#### To be done
Copy the entries below word for word, beginning at the line that has "data-telemetry-buoy: [539, 20, 559, 76]" and stopping after the line that has "carnegie-logo-text: Carnegie: [549, 353, 637, 376]".

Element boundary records
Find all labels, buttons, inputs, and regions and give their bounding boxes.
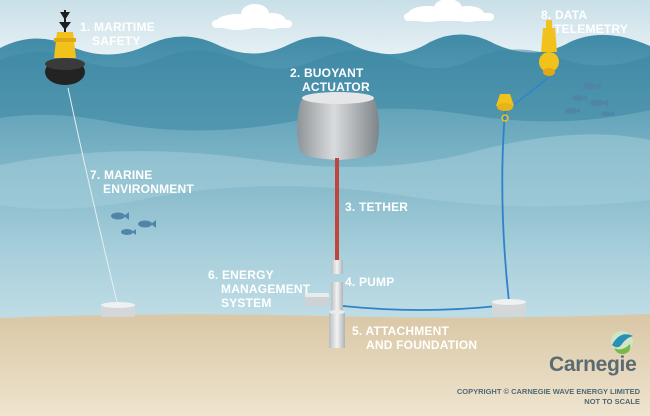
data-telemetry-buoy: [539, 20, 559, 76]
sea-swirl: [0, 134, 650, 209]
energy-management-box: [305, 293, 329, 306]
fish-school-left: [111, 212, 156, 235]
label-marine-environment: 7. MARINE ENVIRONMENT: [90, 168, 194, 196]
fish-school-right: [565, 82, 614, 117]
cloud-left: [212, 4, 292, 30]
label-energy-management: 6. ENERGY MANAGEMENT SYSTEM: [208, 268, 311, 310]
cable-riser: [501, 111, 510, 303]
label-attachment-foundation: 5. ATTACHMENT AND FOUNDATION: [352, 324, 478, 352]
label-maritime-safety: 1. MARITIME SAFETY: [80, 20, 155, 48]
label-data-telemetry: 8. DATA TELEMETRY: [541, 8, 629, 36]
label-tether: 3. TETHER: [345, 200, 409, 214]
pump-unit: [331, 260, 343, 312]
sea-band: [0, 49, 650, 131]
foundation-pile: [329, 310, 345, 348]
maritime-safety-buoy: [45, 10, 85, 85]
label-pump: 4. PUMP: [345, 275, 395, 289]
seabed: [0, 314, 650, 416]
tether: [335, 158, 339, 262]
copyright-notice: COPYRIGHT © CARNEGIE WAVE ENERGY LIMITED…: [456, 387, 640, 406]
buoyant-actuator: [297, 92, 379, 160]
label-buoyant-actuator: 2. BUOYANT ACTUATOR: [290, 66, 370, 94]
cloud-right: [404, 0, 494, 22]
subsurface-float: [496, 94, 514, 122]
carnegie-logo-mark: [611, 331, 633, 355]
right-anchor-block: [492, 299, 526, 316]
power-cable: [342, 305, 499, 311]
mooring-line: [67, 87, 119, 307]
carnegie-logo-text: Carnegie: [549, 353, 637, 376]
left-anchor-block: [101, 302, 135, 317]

==

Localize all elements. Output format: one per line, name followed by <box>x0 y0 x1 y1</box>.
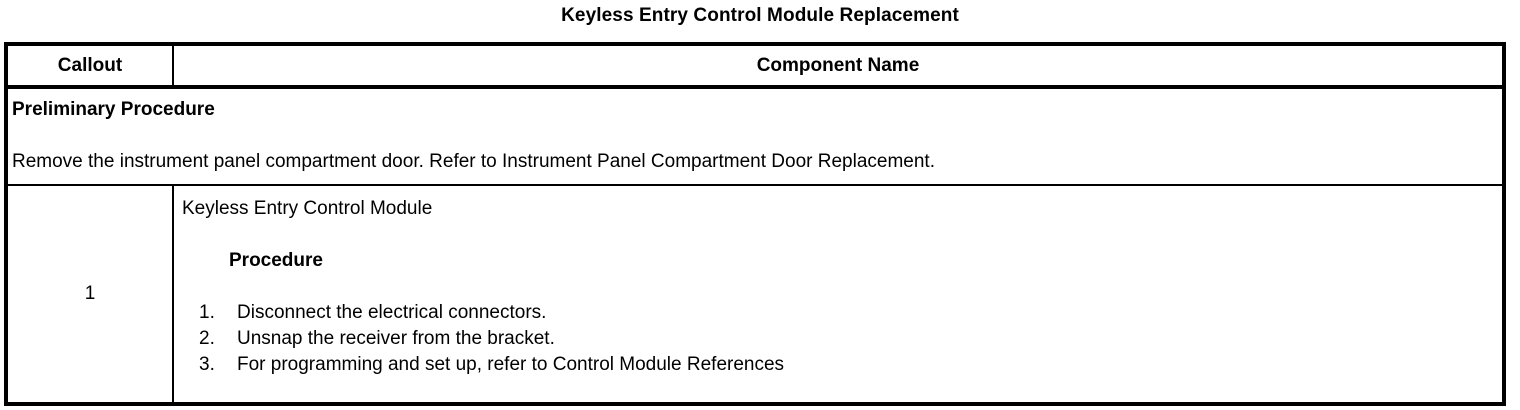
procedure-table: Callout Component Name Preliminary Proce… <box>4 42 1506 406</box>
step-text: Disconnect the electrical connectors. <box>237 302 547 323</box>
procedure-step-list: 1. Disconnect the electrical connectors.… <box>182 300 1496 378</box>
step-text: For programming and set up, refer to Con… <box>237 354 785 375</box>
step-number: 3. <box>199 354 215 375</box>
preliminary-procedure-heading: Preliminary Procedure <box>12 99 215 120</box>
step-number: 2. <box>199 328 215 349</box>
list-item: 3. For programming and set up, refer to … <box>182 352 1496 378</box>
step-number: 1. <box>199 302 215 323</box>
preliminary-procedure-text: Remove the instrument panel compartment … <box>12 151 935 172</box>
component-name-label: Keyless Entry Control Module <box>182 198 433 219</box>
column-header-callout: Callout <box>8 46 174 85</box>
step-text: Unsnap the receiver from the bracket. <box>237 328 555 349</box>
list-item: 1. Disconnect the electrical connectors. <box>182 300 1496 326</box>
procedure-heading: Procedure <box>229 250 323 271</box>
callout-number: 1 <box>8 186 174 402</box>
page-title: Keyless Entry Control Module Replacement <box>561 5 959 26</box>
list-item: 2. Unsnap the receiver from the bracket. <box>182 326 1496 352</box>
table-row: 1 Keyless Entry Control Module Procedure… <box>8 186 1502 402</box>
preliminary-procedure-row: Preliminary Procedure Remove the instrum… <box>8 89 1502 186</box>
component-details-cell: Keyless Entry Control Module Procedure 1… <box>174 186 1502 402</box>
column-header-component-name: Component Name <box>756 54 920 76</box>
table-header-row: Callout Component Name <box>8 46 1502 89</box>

#### Output for this task
data-telemetry-buoy: [539, 20, 559, 76]
sea-swirl: [0, 134, 650, 209]
energy-management-box: [305, 293, 329, 306]
fish-school-left: [111, 212, 156, 235]
label-marine-environment: 7. MARINE ENVIRONMENT: [90, 168, 194, 196]
fish-school-right: [565, 82, 614, 117]
cloud-left: [212, 4, 292, 30]
label-energy-management: 6. ENERGY MANAGEMENT SYSTEM: [208, 268, 311, 310]
cable-riser: [501, 111, 510, 303]
label-attachment-foundation: 5. ATTACHMENT AND FOUNDATION: [352, 324, 478, 352]
label-maritime-safety: 1. MARITIME SAFETY: [80, 20, 155, 48]
label-data-telemetry: 8. DATA TELEMETRY: [541, 8, 629, 36]
label-tether: 3. TETHER: [345, 200, 409, 214]
pump-unit: [331, 260, 343, 312]
sea-band: [0, 49, 650, 131]
foundation-pile: [329, 310, 345, 348]
maritime-safety-buoy: [45, 10, 85, 85]
label-pump: 4. PUMP: [345, 275, 395, 289]
seabed: [0, 314, 650, 416]
tether: [335, 158, 339, 262]
copyright-notice: COPYRIGHT © CARNEGIE WAVE ENERGY LIMITED…: [456, 387, 640, 406]
buoyant-actuator: [297, 92, 379, 160]
label-buoyant-actuator: 2. BUOYANT ACTUATOR: [290, 66, 370, 94]
cloud-right: [404, 0, 494, 22]
subsurface-float: [496, 94, 514, 122]
carnegie-logo-mark: [611, 331, 633, 355]
right-anchor-block: [492, 299, 526, 316]
power-cable: [342, 305, 499, 311]
mooring-line: [67, 87, 119, 307]
carnegie-logo-text: Carnegie: [549, 353, 637, 376]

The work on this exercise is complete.